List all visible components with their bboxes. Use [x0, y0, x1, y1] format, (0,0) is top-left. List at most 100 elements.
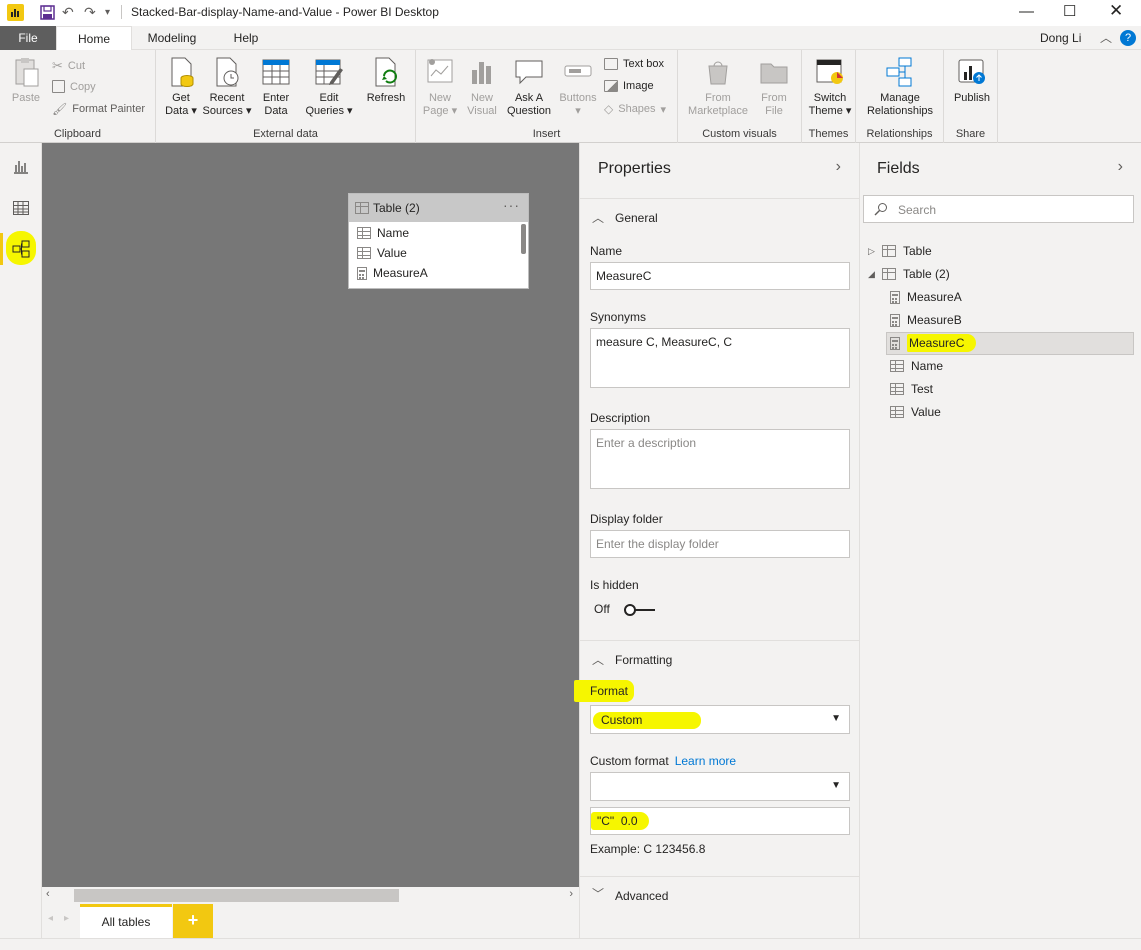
add-layout-button[interactable]: + [173, 904, 213, 938]
field-table-item[interactable]: ◢ Table (2) [860, 263, 1130, 285]
next-tab-icon[interactable]: ▸ [64, 913, 69, 924]
table-icon [261, 56, 291, 88]
horizontal-scrollbar[interactable]: ‹ › [42, 887, 579, 904]
field-item-selected[interactable]: MeasureC [890, 332, 977, 354]
learn-more-link[interactable]: Learn more [675, 754, 736, 768]
collapse-properties-icon[interactable]: › [836, 158, 841, 176]
from-marketplace-label-2: Marketplace [688, 105, 748, 117]
shapes-button[interactable]: ◇ Shapes ▾ [604, 102, 666, 116]
new-page-button[interactable]: New Page ▾ [422, 56, 458, 118]
user-name[interactable]: Dong Li [1040, 31, 1081, 45]
tab-modeling[interactable]: Modeling [140, 26, 204, 51]
close-icon[interactable]: ✕ [1109, 1, 1123, 21]
table-card[interactable]: Table (2) ··· Name Value MeasureA [348, 193, 529, 289]
external-data-group-label: External data [253, 128, 318, 140]
refresh-button[interactable]: Refresh [364, 56, 408, 105]
field-table-item[interactable]: ▷ Table [860, 240, 1130, 262]
custom-format-select[interactable]: ▼ [590, 772, 850, 801]
measure-icon [890, 313, 900, 327]
get-data-button[interactable]: Get Data ▾ [164, 56, 198, 118]
chevron-expanded-icon[interactable]: ◢ [868, 269, 875, 280]
general-section-header[interactable]: ︿ General [580, 198, 860, 236]
scrollbar-thumb[interactable] [74, 889, 399, 902]
maximize-icon[interactable]: ☐ [1063, 2, 1076, 20]
edit-queries-button[interactable]: Edit Queries ▾ [304, 56, 354, 118]
image-button[interactable]: Image [604, 80, 654, 92]
table-card-field[interactable]: Name [357, 226, 409, 240]
new-visual-button[interactable]: New Visual [464, 56, 500, 118]
formatting-section-header[interactable]: ︿ Formatting [580, 640, 860, 678]
collapse-fields-icon[interactable]: › [1118, 158, 1123, 176]
custom-format-field[interactable]: "C" 0.0 [590, 807, 850, 835]
tab-home[interactable]: Home [56, 26, 132, 51]
description-label: Description [590, 411, 651, 425]
field-item[interactable]: Name [890, 355, 943, 377]
recent-sources-button[interactable]: Recent Sources ▾ [202, 56, 252, 118]
enter-data-label-2: Data [264, 105, 288, 117]
search-input[interactable]: Search [898, 203, 936, 217]
get-data-icon [166, 56, 196, 88]
from-file-button[interactable]: From File [756, 56, 792, 118]
buttons-button[interactable]: Buttons ▾ [556, 56, 600, 118]
button-shape-icon [563, 56, 593, 88]
advanced-section-header[interactable]: ﹀ Advanced [580, 876, 860, 914]
tab-help[interactable]: Help [224, 26, 268, 51]
clipboard-group-label: Clipboard [53, 128, 102, 140]
field-item[interactable]: Test [890, 378, 933, 400]
name-field[interactable]: MeasureC [590, 262, 850, 290]
get-data-label: Get [172, 92, 190, 104]
paste-button[interactable]: Paste [8, 56, 44, 105]
enter-data-label: Enter [262, 92, 290, 104]
prev-tab-icon[interactable]: ◂ [48, 913, 53, 924]
is-hidden-toggle[interactable] [624, 604, 656, 616]
display-folder-field[interactable]: Enter the display folder [590, 530, 850, 558]
table-card-scrollbar[interactable] [521, 224, 526, 254]
general-section-label: General [615, 211, 658, 225]
from-marketplace-button[interactable]: From Marketplace [684, 56, 752, 118]
more-options-icon[interactable]: ··· [503, 197, 520, 213]
redo-icon[interactable]: ↷ [84, 4, 96, 20]
table-card-field[interactable]: Value [357, 246, 407, 260]
format-painter-button[interactable]: 🖌 Format Painter [52, 102, 145, 116]
buttons-label: Buttons [559, 92, 597, 104]
publish-button[interactable]: Publish [950, 56, 994, 105]
measure-icon [357, 266, 367, 280]
model-view-icon[interactable] [12, 240, 30, 258]
scroll-left-icon[interactable]: ‹ [46, 888, 50, 900]
help-icon[interactable]: ? [1120, 30, 1136, 46]
field-item[interactable]: MeasureB [890, 309, 962, 331]
undo-icon[interactable]: ↶ [62, 4, 74, 20]
manage-relationships-button[interactable]: Manage Relationships [860, 56, 940, 118]
table-card-header[interactable]: Table (2) ··· [349, 194, 528, 222]
scroll-right-icon[interactable]: › [569, 888, 573, 900]
image-label: Image [623, 80, 654, 92]
data-view-icon[interactable] [12, 199, 30, 217]
tab-file[interactable]: File [0, 26, 56, 50]
enter-data-button[interactable]: Enter Data [258, 56, 294, 118]
ask-a-question-button[interactable]: Ask A Question [506, 56, 552, 118]
description-field[interactable]: Enter a description [590, 429, 850, 489]
new-page-label-2: Page ▾ [422, 105, 458, 117]
chevron-right-icon[interactable]: ▷ [868, 246, 875, 257]
save-icon[interactable] [40, 4, 55, 20]
field-item[interactable]: Value [890, 401, 941, 423]
copy-button[interactable]: Copy [52, 80, 96, 93]
customize-toolbar-icon[interactable]: ▾ [105, 4, 110, 20]
table-card-field[interactable]: MeasureA [357, 266, 428, 280]
model-canvas[interactable]: Table (2) ··· Name Value MeasureA [42, 143, 579, 887]
switch-theme-button[interactable]: Switch Theme ▾ [808, 56, 852, 118]
collapse-ribbon-icon[interactable]: ︿ [1100, 29, 1112, 46]
search-box[interactable]: Search [863, 195, 1134, 223]
table-icon [882, 268, 896, 280]
report-view-icon[interactable] [12, 157, 30, 175]
synonyms-field[interactable]: measure C, MeasureC, C [590, 328, 850, 388]
text-box-label: Text box [623, 58, 664, 70]
tab-all-tables[interactable]: All tables [80, 904, 172, 938]
cut-button[interactable]: ✂ Cut [52, 58, 85, 74]
text-box-button[interactable]: Text box [604, 58, 664, 70]
column-icon [357, 247, 371, 259]
format-select[interactable]: Custom ▼ [590, 705, 850, 734]
minimize-icon[interactable]: — [1019, 3, 1034, 20]
field-item[interactable]: MeasureA [890, 286, 962, 308]
folder-icon [759, 56, 789, 88]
● ● ● ● ●
= Work instructions =
Please copy the lines of the records from the line with "add-layout-button[interactable]: + [173, 904, 213, 938]" up to and including the line with "chevron-expanded-icon[interactable]: ◢ [868, 269, 875, 280]", keeping each line exactly as it appears.

= Finished exercise =
add-layout-button[interactable]: + [173, 904, 213, 938]
field-table-item[interactable]: ◢ Table (2) [860, 263, 1130, 285]
next-tab-icon[interactable]: ▸ [64, 913, 69, 924]
table-icon [261, 56, 291, 88]
horizontal-scrollbar[interactable]: ‹ › [42, 887, 579, 904]
field-item-selected[interactable]: MeasureC [890, 332, 977, 354]
learn-more-link[interactable]: Learn more [675, 754, 736, 768]
collapse-properties-icon[interactable]: › [836, 158, 841, 176]
from-marketplace-label-2: Marketplace [688, 105, 748, 117]
shapes-button[interactable]: ◇ Shapes ▾ [604, 102, 666, 116]
new-page-button[interactable]: New Page ▾ [422, 56, 458, 118]
user-name[interactable]: Dong Li [1040, 31, 1081, 45]
tab-modeling[interactable]: Modeling [140, 26, 204, 51]
close-icon[interactable]: ✕ [1109, 1, 1123, 21]
table-card[interactable]: Table (2) ··· Name Value MeasureA [348, 193, 529, 289]
external-data-group-label: External data [253, 128, 318, 140]
refresh-button[interactable]: Refresh [364, 56, 408, 105]
field-table-item[interactable]: ▷ Table [860, 240, 1130, 262]
custom-format-select[interactable]: ▼ [590, 772, 850, 801]
measure-icon [890, 313, 900, 327]
get-data-button[interactable]: Get Data ▾ [164, 56, 198, 118]
chevron-expanded-icon[interactable]: ◢ [868, 269, 875, 280]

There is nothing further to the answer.